↓
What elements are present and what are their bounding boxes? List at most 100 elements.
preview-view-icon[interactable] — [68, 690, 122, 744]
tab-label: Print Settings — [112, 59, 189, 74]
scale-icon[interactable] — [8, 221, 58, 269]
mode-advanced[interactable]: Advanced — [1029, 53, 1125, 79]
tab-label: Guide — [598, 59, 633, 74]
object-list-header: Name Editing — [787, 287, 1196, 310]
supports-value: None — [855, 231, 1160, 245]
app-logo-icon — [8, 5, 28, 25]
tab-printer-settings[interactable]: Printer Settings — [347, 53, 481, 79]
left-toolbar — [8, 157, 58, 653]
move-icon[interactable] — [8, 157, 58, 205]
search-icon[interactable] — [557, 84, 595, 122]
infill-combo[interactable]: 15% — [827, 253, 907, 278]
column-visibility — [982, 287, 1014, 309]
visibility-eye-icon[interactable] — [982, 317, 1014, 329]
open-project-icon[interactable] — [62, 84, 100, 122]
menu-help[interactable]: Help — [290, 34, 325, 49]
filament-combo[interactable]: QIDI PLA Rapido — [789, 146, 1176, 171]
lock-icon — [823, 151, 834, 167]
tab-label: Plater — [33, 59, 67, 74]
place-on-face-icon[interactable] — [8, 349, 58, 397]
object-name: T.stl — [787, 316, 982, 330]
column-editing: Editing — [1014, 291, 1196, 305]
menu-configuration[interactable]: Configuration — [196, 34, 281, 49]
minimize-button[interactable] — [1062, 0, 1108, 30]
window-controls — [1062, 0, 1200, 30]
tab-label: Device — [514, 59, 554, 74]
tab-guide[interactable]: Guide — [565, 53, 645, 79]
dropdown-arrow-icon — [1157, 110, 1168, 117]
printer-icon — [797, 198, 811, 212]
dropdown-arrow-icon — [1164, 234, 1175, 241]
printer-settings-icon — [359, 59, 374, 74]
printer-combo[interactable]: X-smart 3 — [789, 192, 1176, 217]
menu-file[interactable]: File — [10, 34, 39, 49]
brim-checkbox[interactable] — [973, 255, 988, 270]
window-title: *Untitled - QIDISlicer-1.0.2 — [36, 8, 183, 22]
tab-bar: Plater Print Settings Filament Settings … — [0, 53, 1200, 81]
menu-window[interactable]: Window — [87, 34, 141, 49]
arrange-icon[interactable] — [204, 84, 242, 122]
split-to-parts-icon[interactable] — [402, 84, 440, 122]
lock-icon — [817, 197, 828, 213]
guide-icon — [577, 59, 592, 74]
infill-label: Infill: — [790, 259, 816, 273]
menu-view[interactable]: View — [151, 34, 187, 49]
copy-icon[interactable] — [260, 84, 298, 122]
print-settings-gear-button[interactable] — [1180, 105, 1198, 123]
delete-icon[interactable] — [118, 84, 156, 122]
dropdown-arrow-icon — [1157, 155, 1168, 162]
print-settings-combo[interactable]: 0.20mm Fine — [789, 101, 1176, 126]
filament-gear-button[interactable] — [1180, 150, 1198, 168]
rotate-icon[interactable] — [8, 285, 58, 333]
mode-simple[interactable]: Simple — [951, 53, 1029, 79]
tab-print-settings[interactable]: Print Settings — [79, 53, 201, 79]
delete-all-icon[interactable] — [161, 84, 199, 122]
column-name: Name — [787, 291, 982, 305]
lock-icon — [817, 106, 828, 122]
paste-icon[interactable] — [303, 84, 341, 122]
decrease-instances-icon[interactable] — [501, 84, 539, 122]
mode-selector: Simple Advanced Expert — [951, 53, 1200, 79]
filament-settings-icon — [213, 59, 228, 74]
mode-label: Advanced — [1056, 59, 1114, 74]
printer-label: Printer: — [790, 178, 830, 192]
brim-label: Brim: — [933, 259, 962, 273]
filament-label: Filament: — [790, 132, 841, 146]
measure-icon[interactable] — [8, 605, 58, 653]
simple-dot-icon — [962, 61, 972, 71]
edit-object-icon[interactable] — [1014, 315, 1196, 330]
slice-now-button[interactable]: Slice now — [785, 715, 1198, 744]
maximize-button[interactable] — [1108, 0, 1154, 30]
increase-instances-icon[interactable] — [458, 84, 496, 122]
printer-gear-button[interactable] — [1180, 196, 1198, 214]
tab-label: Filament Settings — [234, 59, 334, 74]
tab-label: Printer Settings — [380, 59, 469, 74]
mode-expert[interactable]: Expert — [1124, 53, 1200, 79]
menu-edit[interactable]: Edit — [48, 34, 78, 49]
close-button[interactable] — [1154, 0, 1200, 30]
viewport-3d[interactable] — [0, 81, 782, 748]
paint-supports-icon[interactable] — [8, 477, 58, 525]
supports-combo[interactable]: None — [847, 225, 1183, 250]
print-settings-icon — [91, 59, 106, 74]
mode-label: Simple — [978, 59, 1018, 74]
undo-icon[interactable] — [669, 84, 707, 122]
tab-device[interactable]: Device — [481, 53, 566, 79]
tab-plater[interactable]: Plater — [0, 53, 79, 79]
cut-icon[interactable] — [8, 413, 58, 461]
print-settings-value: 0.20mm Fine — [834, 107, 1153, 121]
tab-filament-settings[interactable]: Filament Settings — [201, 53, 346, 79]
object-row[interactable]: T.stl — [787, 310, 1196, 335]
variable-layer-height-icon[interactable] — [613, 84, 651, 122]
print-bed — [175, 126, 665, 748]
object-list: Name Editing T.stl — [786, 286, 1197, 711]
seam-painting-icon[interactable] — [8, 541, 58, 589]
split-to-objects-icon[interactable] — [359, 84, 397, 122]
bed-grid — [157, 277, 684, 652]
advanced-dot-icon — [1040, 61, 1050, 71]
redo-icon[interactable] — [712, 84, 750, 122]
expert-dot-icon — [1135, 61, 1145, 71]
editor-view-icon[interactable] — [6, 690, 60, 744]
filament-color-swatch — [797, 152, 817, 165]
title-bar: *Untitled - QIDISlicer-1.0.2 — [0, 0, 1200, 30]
↑
▶ _OBJECTIVE_
Can you give the records again from the start through the line holding "printer-settings-icon — [359, 59, 374, 74]", inclusive, with "dropdown-arrow-icon" renamed to "dropdown-caret-icon" and nothing else changed?

▶ _EXERCISE ANSWER_
What elements are present and what are their bounding boxes? List at most 100 elements.
preview-view-icon[interactable] — [68, 690, 122, 744]
tab-label: Print Settings — [112, 59, 189, 74]
scale-icon[interactable] — [8, 221, 58, 269]
mode-advanced[interactable]: Advanced — [1029, 53, 1125, 79]
tab-label: Guide — [598, 59, 633, 74]
object-list-header: Name Editing — [787, 287, 1196, 310]
supports-value: None — [855, 231, 1160, 245]
app-logo-icon — [8, 5, 28, 25]
tab-printer-settings[interactable]: Printer Settings — [347, 53, 481, 79]
left-toolbar — [8, 157, 58, 653]
move-icon[interactable] — [8, 157, 58, 205]
search-icon[interactable] — [557, 84, 595, 122]
infill-combo[interactable]: 15% — [827, 253, 907, 278]
column-visibility — [982, 287, 1014, 309]
visibility-eye-icon[interactable] — [982, 317, 1014, 329]
open-project-icon[interactable] — [62, 84, 100, 122]
menu-help[interactable]: Help — [290, 34, 325, 49]
filament-combo[interactable]: QIDI PLA Rapido — [789, 146, 1176, 171]
lock-icon — [823, 151, 834, 167]
tab-label: Plater — [33, 59, 67, 74]
place-on-face-icon[interactable] — [8, 349, 58, 397]
object-name: T.stl — [787, 316, 982, 330]
column-editing: Editing — [1014, 291, 1196, 305]
menu-configuration[interactable]: Configuration — [196, 34, 281, 49]
minimize-button[interactable] — [1062, 0, 1108, 30]
window-controls — [1062, 0, 1200, 30]
tab-label: Device — [514, 59, 554, 74]
tab-guide[interactable]: Guide — [565, 53, 645, 79]
dropdown-caret-icon — [1157, 110, 1168, 117]
printer-icon — [797, 198, 811, 212]
dropdown-caret-icon — [1164, 234, 1175, 241]
printer-settings-icon — [359, 59, 374, 74]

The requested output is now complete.